EXERCISE DIRECTIONS — Copy every line of the listing that holds the string "Failures".
******************************
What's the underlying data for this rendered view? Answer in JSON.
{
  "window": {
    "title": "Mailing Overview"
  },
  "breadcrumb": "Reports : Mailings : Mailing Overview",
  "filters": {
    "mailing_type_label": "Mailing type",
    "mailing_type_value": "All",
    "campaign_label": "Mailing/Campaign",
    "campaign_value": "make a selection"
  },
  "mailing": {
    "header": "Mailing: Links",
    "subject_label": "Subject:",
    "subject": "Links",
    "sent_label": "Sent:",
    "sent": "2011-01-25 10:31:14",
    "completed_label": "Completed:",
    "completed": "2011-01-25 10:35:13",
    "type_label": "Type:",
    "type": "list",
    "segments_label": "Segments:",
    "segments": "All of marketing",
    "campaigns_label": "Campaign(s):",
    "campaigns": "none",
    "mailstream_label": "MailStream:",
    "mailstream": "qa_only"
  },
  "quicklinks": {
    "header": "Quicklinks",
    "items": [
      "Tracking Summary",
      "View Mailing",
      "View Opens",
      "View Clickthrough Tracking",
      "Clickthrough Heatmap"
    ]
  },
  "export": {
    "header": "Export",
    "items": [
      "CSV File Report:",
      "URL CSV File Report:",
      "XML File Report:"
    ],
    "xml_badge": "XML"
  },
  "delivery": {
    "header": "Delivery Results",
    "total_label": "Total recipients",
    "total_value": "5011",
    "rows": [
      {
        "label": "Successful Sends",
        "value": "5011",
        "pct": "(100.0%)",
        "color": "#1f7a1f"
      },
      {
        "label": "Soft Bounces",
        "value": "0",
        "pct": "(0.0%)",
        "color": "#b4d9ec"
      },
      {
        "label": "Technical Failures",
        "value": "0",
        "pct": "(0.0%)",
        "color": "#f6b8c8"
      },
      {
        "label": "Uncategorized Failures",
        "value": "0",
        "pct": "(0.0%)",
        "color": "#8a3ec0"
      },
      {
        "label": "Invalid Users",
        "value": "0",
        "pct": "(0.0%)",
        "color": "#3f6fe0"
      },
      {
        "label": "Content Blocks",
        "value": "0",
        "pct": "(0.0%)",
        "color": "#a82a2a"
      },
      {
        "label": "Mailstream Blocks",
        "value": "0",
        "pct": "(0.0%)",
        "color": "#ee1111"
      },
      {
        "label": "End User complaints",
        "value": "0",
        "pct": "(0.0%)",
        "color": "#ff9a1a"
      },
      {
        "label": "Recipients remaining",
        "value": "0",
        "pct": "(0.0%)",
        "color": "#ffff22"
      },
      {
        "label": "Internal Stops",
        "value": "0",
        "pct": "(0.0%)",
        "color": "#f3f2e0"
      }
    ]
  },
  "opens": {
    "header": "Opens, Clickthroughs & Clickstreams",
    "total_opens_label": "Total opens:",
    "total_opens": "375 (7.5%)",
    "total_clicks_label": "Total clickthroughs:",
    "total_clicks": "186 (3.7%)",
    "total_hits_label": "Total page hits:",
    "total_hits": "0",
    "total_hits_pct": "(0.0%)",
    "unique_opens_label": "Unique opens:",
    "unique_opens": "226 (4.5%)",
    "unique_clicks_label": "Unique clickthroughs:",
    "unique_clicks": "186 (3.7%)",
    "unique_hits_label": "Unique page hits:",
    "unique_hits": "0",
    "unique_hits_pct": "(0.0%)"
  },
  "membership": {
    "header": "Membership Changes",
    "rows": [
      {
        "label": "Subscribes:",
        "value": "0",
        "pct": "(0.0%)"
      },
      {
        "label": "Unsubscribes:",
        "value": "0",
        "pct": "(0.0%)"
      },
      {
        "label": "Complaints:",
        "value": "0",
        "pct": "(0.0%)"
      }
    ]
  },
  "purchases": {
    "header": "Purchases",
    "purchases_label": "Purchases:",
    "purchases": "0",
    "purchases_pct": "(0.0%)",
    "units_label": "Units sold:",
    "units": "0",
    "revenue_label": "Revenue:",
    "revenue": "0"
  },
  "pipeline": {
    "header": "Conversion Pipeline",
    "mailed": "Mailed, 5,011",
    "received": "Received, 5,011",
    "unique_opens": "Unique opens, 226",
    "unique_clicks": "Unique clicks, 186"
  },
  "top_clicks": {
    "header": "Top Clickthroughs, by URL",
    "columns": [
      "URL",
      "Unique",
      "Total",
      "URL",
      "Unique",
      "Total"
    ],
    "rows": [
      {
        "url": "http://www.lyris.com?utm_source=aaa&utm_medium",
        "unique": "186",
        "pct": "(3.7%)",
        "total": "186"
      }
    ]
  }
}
******************************
RESULT OF THE EXERCISE —
        "label": "Technical Failures",
        "label": "Uncategorized Failures",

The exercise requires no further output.